**What the task requires**
From the line that contains "Decode this image" through the closing line of the entries, write out each line exactly; pictures stay out.

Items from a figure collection
##########
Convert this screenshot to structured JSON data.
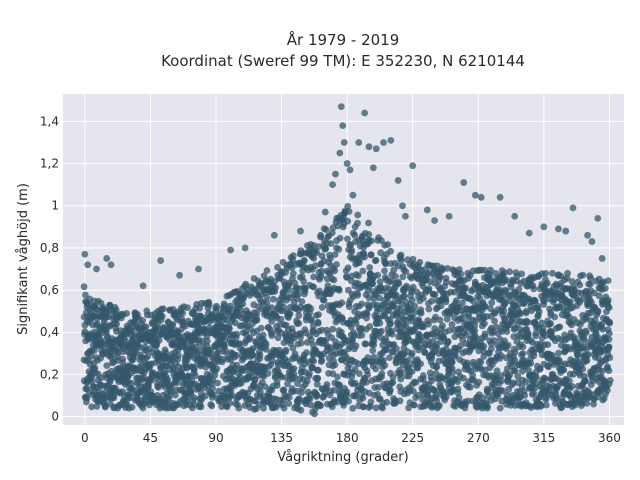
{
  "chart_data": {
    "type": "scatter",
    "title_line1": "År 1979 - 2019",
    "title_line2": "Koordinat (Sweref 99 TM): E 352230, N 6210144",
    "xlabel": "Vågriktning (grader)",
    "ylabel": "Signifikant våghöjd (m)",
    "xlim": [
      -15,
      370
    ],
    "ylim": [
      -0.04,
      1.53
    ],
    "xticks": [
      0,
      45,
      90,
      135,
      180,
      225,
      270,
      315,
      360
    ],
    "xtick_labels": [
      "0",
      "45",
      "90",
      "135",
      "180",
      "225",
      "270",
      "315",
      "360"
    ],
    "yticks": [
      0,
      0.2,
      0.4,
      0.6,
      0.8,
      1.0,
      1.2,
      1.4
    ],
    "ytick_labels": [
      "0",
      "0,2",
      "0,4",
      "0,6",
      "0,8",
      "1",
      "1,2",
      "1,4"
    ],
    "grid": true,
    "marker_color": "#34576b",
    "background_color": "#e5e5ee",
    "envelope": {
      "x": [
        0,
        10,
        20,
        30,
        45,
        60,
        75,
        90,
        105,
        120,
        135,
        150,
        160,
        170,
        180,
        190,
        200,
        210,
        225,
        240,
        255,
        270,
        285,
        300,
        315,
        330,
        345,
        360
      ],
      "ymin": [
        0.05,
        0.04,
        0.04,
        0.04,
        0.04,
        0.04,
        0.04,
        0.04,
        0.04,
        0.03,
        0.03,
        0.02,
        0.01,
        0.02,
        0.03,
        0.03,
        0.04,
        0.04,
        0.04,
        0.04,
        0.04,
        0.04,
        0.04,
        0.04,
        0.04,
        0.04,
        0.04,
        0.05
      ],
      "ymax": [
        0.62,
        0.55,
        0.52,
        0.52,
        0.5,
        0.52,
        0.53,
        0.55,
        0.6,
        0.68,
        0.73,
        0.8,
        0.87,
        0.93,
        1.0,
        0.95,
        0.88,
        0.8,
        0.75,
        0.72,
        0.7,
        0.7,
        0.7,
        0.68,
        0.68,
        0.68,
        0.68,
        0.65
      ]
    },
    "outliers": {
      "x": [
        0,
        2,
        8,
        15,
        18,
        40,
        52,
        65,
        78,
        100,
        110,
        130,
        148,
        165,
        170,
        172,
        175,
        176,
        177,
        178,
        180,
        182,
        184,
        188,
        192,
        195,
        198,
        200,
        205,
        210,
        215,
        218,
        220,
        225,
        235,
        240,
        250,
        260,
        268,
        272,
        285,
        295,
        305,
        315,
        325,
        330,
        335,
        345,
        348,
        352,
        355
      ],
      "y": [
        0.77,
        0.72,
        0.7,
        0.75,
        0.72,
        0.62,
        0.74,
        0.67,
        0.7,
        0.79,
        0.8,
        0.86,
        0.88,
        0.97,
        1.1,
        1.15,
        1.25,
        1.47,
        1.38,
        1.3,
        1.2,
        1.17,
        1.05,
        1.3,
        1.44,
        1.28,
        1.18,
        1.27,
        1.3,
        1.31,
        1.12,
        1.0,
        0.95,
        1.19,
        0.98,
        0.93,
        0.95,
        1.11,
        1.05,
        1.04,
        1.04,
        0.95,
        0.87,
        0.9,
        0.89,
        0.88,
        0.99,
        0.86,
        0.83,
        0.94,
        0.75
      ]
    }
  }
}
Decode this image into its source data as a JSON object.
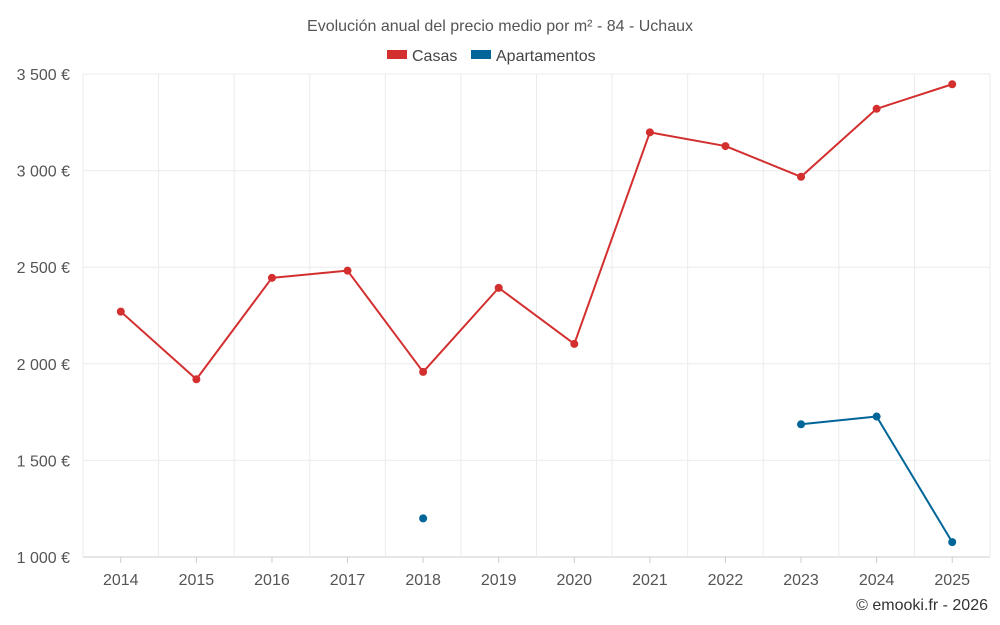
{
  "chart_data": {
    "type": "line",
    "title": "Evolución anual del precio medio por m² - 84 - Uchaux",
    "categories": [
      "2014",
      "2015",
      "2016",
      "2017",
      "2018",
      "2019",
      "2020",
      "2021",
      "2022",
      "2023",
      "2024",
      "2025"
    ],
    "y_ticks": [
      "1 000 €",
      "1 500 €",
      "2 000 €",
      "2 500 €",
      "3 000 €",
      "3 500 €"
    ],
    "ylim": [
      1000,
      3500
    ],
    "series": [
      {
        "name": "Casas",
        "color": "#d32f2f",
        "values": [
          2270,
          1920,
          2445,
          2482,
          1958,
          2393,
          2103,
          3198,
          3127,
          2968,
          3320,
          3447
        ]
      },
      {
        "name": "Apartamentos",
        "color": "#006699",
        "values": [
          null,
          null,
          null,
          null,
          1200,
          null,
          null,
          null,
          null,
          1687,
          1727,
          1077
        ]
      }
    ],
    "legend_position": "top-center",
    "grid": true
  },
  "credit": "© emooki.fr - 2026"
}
##########
**Response to this task**
Decode this image into its source data as a JSON object.
{
  "chart_data": {
    "type": "line",
    "title": "Evolución anual del precio medio por m² - 84 - Uchaux",
    "categories": [
      "2014",
      "2015",
      "2016",
      "2017",
      "2018",
      "2019",
      "2020",
      "2021",
      "2022",
      "2023",
      "2024",
      "2025"
    ],
    "y_ticks": [
      "1 000 €",
      "1 500 €",
      "2 000 €",
      "2 500 €",
      "3 000 €",
      "3 500 €"
    ],
    "ylim": [
      1000,
      3500
    ],
    "series": [
      {
        "name": "Casas",
        "color": "#d32f2f",
        "values": [
          2270,
          1920,
          2445,
          2482,
          1958,
          2393,
          2103,
          3198,
          3127,
          2968,
          3320,
          3447
        ]
      },
      {
        "name": "Apartamentos",
        "color": "#006699",
        "values": [
          null,
          null,
          null,
          null,
          1200,
          null,
          null,
          null,
          null,
          1687,
          1727,
          1077
        ]
      }
    ],
    "legend_position": "top-center",
    "grid": true
  },
  "credit": "© emooki.fr - 2026"
}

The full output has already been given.